**Given task:** Repeat exactly each line of the data provided below.
****************
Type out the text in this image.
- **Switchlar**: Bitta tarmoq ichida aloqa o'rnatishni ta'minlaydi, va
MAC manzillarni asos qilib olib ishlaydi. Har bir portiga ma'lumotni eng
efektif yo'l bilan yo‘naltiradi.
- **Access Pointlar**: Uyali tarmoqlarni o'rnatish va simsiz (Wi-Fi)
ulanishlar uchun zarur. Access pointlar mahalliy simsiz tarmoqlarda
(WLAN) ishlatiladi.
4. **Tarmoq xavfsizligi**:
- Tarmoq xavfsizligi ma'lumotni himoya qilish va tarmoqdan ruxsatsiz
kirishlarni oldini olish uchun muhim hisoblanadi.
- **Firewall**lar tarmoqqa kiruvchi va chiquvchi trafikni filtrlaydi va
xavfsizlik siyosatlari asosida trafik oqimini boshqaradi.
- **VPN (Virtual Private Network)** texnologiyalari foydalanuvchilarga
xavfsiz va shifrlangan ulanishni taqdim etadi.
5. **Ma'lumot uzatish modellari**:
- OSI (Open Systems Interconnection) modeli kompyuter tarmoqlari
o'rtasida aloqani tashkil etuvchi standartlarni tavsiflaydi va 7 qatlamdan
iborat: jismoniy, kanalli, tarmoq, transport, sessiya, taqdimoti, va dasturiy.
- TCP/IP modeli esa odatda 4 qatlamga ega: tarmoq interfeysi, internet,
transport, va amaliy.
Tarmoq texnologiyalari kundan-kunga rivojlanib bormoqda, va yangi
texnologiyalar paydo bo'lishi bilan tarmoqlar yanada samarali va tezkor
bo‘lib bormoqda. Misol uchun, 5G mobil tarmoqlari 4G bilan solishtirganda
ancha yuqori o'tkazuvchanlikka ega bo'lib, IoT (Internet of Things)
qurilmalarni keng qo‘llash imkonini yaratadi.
****************
**Written response:**
Type out the text in this image.
- **Switchlar**: Bitta tarmoq ichida aloqa o'rnatishni ta'minlaydi, va
MAC manzillarni asos qilib olib ishlaydi. Har bir portiga ma'lumotni eng
efektif yo'l bilan yo‘naltiradi.
- **Access Pointlar**: Uyali tarmoqlarni o'rnatish va simsiz (Wi-Fi)
ulanishlar uchun zarur. Access pointlar mahalliy simsiz tarmoqlarda
(WLAN) ishlatiladi.
4. **Tarmoq xavfsizligi**:
- Tarmoq xavfsizligi ma'lumotni himoya qilish va tarmoqdan ruxsatsiz
kirishlarni oldini olish uchun muhim hisoblanadi.
- **Firewall**lar tarmoqqa kiruvchi va chiquvchi trafikni filtrlaydi va
xavfsizlik siyosatlari asosida trafik oqimini boshqaradi.
- **VPN (Virtual Private Network)** texnologiyalari foydalanuvchilarga
xavfsiz va shifrlangan ulanishni taqdim etadi.
5. **Ma'lumot uzatish modellari**:
- OSI (Open Systems Interconnection) modeli kompyuter tarmoqlari
o'rtasida aloqani tashkil etuvchi standartlarni tavsiflaydi va 7 qatlamdan
iborat: jismoniy, kanalli, tarmoq, transport, sessiya, taqdimoti, va dasturiy.
- TCP/IP modeli esa odatda 4 qatlamga ega: tarmoq interfeysi, internet,
transport, va amaliy.
Tarmoq texnologiyalari kundan-kunga rivojlanib bormoqda, va yangi
texnologiyalar paydo bo'lishi bilan tarmoqlar yanada samarali va tezkor
bo‘lib bormoqda. Misol uchun, 5G mobil tarmoqlari 4G bilan solishtirganda
ancha yuqori o'tkazuvchanlikka ega bo'lib, IoT (Internet of Things)
qurilmalarni keng qo‘llash imkonini yaratadi.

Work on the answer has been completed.